• Work to do:
How many lines in the records below contain the word "times"? Answer with the number alone.

• Available records:

-*-*-

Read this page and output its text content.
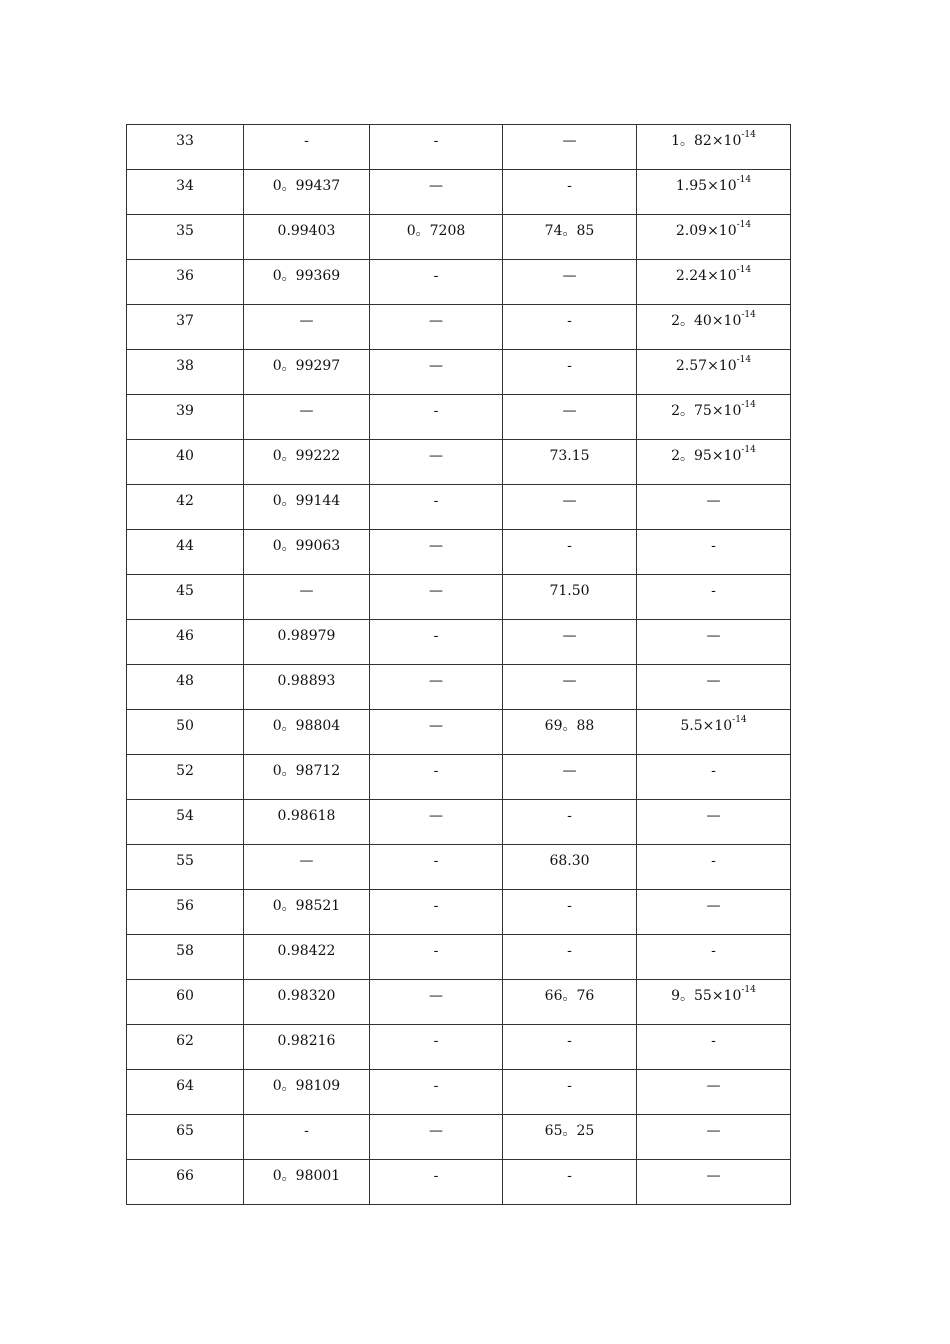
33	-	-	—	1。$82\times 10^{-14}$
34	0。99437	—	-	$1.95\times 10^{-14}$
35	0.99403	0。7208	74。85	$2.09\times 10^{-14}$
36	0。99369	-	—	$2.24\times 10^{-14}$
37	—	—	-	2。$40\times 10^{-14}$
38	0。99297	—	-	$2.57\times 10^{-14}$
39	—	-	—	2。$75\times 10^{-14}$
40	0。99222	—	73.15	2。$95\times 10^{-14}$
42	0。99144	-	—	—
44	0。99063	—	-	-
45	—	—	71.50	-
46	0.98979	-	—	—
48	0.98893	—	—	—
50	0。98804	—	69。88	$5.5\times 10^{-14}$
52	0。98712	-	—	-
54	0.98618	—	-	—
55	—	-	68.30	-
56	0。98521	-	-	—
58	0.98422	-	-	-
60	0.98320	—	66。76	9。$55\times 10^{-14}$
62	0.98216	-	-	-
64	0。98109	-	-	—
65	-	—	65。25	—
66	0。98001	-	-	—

-*-*-

• Output for this exercise:
10